Task goal:
Every entry that follows should be repeated exactly; drop the images.

Items from a data source
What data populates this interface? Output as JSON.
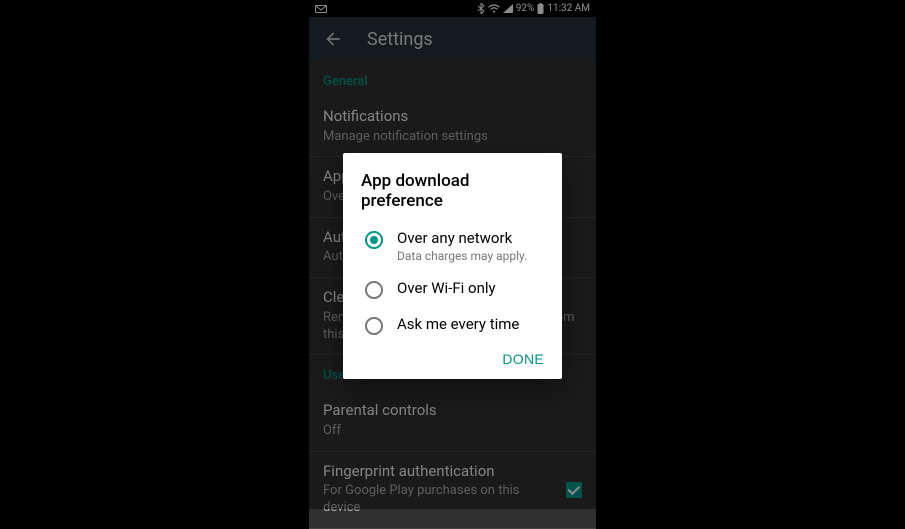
{
  "status": {
    "battery_pct": "92%",
    "time": "11:32 AM"
  },
  "appbar": {
    "title": "Settings"
  },
  "sections": {
    "general": {
      "header": "General",
      "notifications": {
        "title": "Notifications",
        "sub": "Manage notification settings"
      },
      "app_download": {
        "title": "App download preference",
        "sub": "Over any network"
      },
      "auto_update": {
        "title": "Auto-update apps",
        "sub": "Auto-update apps over Wi-Fi only."
      },
      "clear_search": {
        "title": "Clear local search history",
        "sub": "Remove searches you have performed from this device"
      }
    },
    "user_controls": {
      "header": "User controls",
      "parental": {
        "title": "Parental controls",
        "sub": "Off"
      },
      "fingerprint": {
        "title": "Fingerprint authentication",
        "sub": "For Google Play purchases on this device",
        "checked": true
      }
    }
  },
  "dialog": {
    "title": "App download preference",
    "options": [
      {
        "label": "Over any network",
        "sub": "Data charges may apply.",
        "selected": true
      },
      {
        "label": "Over Wi-Fi only",
        "selected": false
      },
      {
        "label": "Ask me every time",
        "selected": false
      }
    ],
    "done": "DONE"
  }
}
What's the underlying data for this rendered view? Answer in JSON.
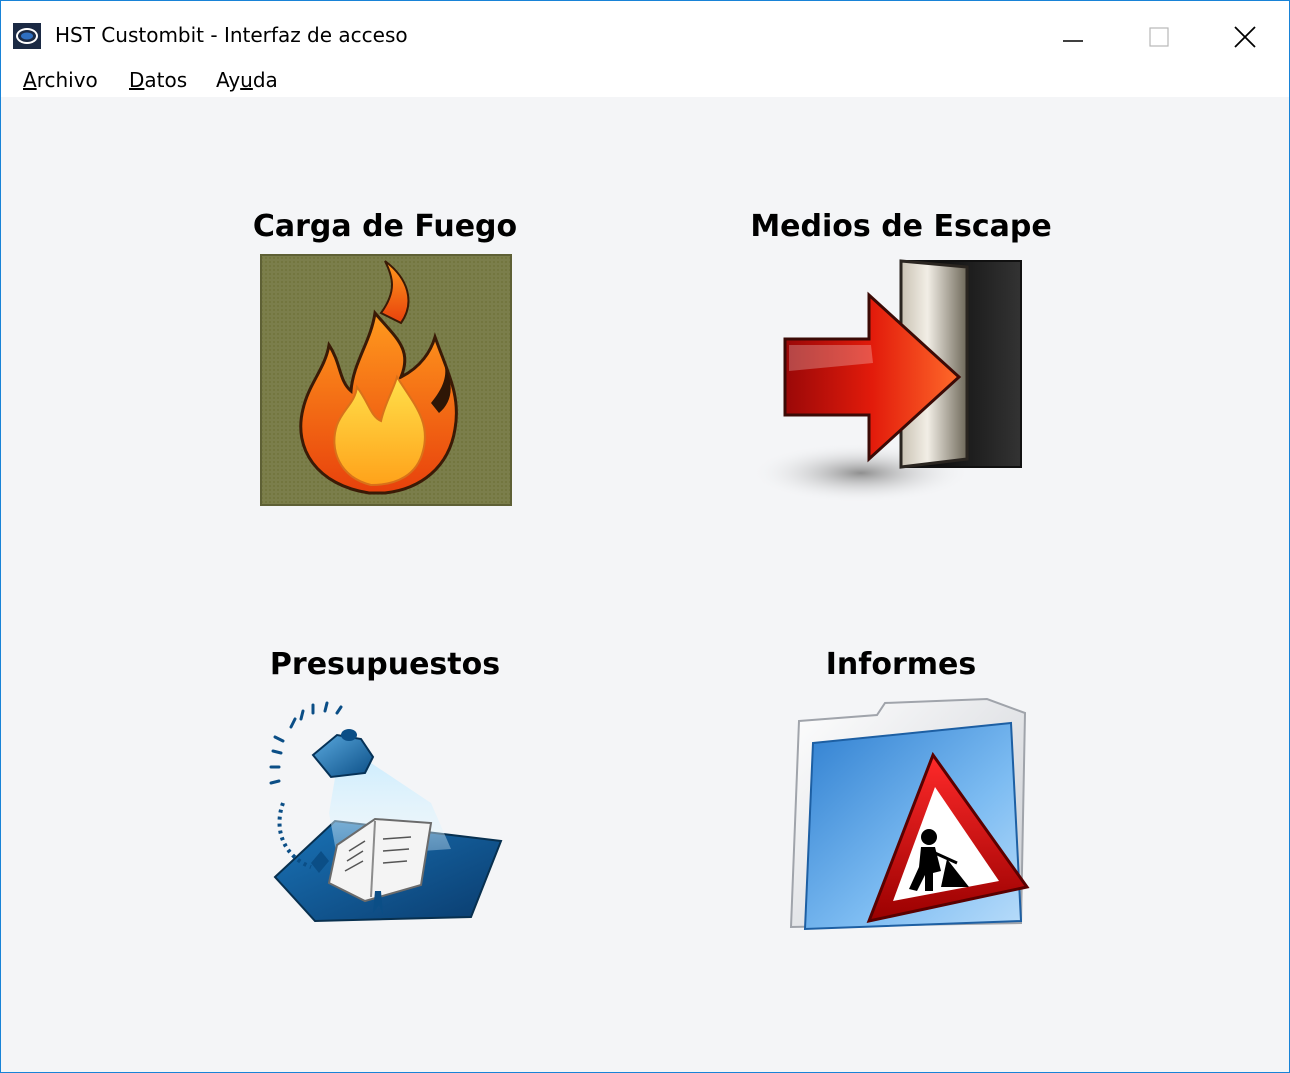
{
  "window": {
    "title": "HST Custombit - Interfaz de acceso",
    "border_color": "#1883d7",
    "controls": {
      "minimize_icon": "minimize-icon",
      "maximize_icon": "maximize-icon",
      "close_icon": "close-icon"
    }
  },
  "menubar": {
    "items": [
      {
        "accel": "A",
        "rest": "rchivo"
      },
      {
        "accel": "D",
        "rest": "atos"
      },
      {
        "pre": "Ay",
        "accel": "u",
        "rest": "da"
      }
    ]
  },
  "tiles": [
    {
      "label": "Carga de Fuego",
      "icon": "flame-icon"
    },
    {
      "label": "Medios de Escape",
      "icon": "exit-door-icon"
    },
    {
      "label": "Presupuestos",
      "icon": "lamp-book-icon"
    },
    {
      "label": "Informes",
      "icon": "folder-warning-icon"
    }
  ]
}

Task response:
What data populates this interface? Output as JSON.
{
  "status": {
    "battery_pct": "92%",
    "time": "11:32 AM"
  },
  "appbar": {
    "title": "Settings"
  },
  "sections": {
    "general": {
      "header": "General",
      "notifications": {
        "title": "Notifications",
        "sub": "Manage notification settings"
      },
      "app_download": {
        "title": "App download preference",
        "sub": "Over any network"
      },
      "auto_update": {
        "title": "Auto-update apps",
        "sub": "Auto-update apps over Wi-Fi only."
      },
      "clear_search": {
        "title": "Clear local search history",
        "sub": "Remove searches you have performed from this device"
      }
    },
    "user_controls": {
      "header": "User controls",
      "parental": {
        "title": "Parental controls",
        "sub": "Off"
      },
      "fingerprint": {
        "title": "Fingerprint authentication",
        "sub": "For Google Play purchases on this device",
        "checked": true
      }
    }
  },
  "dialog": {
    "title": "App download preference",
    "options": [
      {
        "label": "Over any network",
        "sub": "Data charges may apply.",
        "selected": true
      },
      {
        "label": "Over Wi-Fi only",
        "selected": false
      },
      {
        "label": "Ask me every time",
        "selected": false
      }
    ],
    "done": "DONE"
  }
}
What's the underlying data for this rendered view? Answer in JSON.
{
  "window": {
    "title": "HST Custombit - Interfaz de acceso",
    "border_color": "#1883d7",
    "controls": {
      "minimize_icon": "minimize-icon",
      "maximize_icon": "maximize-icon",
      "close_icon": "close-icon"
    }
  },
  "menubar": {
    "items": [
      {
        "accel": "A",
        "rest": "rchivo"
      },
      {
        "accel": "D",
        "rest": "atos"
      },
      {
        "pre": "Ay",
        "accel": "u",
        "rest": "da"
      }
    ]
  },
  "tiles": [
    {
      "label": "Carga de Fuego",
      "icon": "flame-icon"
    },
    {
      "label": "Medios de Escape",
      "icon": "exit-door-icon"
    },
    {
      "label": "Presupuestos",
      "icon": "lamp-book-icon"
    },
    {
      "label": "Informes",
      "icon": "folder-warning-icon"
    }
  ]
}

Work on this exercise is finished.